Determine the number of lines holding the word "What"; answer with that number only.

*Supplied records*:
....................

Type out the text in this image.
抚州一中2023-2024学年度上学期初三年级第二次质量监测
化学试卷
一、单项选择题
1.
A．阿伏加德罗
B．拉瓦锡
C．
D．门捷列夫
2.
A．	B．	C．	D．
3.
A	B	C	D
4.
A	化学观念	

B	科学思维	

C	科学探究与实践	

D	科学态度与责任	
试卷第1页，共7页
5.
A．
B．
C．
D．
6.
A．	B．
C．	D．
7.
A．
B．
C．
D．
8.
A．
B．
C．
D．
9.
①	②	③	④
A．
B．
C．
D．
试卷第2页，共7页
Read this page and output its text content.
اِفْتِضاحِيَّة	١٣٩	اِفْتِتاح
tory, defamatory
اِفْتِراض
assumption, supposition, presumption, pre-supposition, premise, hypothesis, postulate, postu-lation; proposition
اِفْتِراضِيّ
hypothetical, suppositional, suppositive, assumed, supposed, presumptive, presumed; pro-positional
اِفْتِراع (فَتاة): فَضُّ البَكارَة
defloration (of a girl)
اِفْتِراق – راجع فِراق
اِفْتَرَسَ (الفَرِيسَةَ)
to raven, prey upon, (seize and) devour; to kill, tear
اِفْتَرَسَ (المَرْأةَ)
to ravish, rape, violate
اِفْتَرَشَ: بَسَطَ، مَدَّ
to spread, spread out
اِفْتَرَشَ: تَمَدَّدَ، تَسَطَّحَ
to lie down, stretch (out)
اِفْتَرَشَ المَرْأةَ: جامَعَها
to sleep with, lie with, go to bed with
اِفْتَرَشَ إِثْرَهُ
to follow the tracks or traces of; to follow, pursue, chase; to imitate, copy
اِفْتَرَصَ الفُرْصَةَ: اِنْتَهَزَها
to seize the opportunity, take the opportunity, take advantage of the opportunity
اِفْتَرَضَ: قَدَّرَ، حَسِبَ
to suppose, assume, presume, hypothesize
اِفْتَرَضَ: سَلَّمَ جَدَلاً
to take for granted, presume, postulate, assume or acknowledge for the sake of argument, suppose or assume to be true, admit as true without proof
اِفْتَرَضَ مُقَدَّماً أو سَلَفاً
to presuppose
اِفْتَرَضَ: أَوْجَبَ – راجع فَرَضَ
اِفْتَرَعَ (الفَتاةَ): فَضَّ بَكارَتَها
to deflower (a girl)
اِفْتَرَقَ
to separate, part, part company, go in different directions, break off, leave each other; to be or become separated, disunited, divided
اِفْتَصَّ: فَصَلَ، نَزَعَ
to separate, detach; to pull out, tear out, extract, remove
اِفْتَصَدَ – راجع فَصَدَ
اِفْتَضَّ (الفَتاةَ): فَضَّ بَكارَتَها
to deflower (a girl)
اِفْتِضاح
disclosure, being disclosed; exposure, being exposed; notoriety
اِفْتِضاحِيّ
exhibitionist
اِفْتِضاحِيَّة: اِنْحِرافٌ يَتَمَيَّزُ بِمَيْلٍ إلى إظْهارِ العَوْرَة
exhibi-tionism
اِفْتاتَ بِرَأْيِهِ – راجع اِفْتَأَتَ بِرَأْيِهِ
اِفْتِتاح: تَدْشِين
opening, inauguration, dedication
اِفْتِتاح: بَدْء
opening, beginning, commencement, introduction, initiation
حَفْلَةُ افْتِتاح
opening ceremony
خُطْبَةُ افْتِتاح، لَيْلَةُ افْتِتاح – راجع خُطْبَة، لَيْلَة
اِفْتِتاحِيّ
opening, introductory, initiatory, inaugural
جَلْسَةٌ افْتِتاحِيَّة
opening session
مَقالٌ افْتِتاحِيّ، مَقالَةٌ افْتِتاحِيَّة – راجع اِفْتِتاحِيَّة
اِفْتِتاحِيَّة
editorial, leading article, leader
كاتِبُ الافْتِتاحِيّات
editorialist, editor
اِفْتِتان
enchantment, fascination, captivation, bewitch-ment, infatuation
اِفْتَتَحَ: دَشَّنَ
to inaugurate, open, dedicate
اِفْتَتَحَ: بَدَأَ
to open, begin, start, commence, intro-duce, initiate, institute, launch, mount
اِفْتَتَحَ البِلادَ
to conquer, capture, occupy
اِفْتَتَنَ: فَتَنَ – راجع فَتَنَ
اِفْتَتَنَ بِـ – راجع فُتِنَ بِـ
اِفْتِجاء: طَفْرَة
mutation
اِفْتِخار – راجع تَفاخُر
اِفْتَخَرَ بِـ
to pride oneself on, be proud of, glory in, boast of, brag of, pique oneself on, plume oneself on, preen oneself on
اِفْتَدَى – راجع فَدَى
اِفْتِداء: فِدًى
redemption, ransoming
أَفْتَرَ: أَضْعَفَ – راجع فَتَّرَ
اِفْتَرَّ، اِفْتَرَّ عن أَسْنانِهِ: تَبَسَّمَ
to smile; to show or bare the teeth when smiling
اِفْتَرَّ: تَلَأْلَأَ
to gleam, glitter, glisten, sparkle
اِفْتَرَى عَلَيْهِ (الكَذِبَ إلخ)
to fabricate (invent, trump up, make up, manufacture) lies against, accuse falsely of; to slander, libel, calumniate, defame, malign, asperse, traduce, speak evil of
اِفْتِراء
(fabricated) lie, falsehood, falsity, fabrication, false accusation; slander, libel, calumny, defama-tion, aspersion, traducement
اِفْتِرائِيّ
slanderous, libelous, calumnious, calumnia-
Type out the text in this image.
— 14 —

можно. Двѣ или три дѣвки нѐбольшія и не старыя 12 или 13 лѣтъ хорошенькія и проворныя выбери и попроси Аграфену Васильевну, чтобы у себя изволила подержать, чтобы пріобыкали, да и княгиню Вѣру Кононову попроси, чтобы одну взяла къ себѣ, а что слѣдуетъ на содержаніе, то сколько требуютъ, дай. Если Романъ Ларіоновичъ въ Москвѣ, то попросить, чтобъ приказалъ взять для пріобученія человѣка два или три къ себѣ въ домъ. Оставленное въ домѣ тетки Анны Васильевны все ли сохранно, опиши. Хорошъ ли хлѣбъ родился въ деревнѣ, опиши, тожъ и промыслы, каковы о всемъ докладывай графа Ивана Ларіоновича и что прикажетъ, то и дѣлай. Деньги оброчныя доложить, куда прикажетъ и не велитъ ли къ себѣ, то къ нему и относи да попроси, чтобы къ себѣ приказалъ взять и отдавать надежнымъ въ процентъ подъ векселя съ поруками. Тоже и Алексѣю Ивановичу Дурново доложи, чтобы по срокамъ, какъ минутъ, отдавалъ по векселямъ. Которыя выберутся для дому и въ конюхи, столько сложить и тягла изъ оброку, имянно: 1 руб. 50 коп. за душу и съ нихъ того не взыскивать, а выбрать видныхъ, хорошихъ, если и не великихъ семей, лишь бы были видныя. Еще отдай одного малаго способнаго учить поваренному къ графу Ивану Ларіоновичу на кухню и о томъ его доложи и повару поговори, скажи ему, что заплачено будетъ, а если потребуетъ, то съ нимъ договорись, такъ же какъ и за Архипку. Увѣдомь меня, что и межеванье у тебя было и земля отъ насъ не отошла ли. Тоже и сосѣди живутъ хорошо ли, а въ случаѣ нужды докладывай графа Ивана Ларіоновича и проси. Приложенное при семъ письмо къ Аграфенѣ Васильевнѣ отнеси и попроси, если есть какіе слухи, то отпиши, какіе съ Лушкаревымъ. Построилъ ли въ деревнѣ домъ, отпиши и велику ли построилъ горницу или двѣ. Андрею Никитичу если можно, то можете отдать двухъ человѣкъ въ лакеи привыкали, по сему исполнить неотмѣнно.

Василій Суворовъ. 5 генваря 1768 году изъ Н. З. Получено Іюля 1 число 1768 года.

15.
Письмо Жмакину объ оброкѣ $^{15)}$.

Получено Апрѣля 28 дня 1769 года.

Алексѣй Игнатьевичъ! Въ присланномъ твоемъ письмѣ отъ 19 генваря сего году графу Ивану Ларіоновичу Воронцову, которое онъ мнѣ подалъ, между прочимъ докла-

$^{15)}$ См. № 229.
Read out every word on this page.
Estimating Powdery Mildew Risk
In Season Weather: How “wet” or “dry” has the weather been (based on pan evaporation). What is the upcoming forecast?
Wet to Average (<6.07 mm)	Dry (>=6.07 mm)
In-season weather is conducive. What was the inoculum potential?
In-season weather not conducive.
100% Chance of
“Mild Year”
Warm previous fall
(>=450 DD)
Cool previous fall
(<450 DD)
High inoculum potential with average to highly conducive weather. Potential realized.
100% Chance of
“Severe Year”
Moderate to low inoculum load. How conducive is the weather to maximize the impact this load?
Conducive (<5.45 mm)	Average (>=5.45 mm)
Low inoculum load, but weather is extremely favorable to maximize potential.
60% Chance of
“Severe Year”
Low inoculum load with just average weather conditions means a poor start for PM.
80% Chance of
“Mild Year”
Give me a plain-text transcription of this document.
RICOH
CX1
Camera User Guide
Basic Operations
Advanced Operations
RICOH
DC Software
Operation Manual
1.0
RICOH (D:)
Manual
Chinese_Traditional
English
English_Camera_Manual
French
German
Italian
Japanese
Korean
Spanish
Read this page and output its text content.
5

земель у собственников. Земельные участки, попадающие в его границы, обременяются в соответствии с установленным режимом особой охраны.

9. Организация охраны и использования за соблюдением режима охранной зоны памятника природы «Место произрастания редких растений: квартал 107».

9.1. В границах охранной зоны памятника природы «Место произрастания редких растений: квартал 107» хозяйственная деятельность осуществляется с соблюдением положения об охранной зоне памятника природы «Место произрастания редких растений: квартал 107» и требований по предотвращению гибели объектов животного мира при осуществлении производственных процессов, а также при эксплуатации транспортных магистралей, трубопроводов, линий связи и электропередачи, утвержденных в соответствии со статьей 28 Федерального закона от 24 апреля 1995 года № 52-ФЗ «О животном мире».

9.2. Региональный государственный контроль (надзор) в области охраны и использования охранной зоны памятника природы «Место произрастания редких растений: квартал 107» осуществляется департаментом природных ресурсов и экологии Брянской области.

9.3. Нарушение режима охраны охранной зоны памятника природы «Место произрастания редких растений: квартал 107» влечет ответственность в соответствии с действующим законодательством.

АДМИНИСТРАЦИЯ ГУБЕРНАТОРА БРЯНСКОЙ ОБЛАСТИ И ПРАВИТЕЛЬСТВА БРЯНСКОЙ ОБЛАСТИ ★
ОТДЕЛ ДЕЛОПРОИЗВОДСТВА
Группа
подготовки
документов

....................

*Worked answer*: 2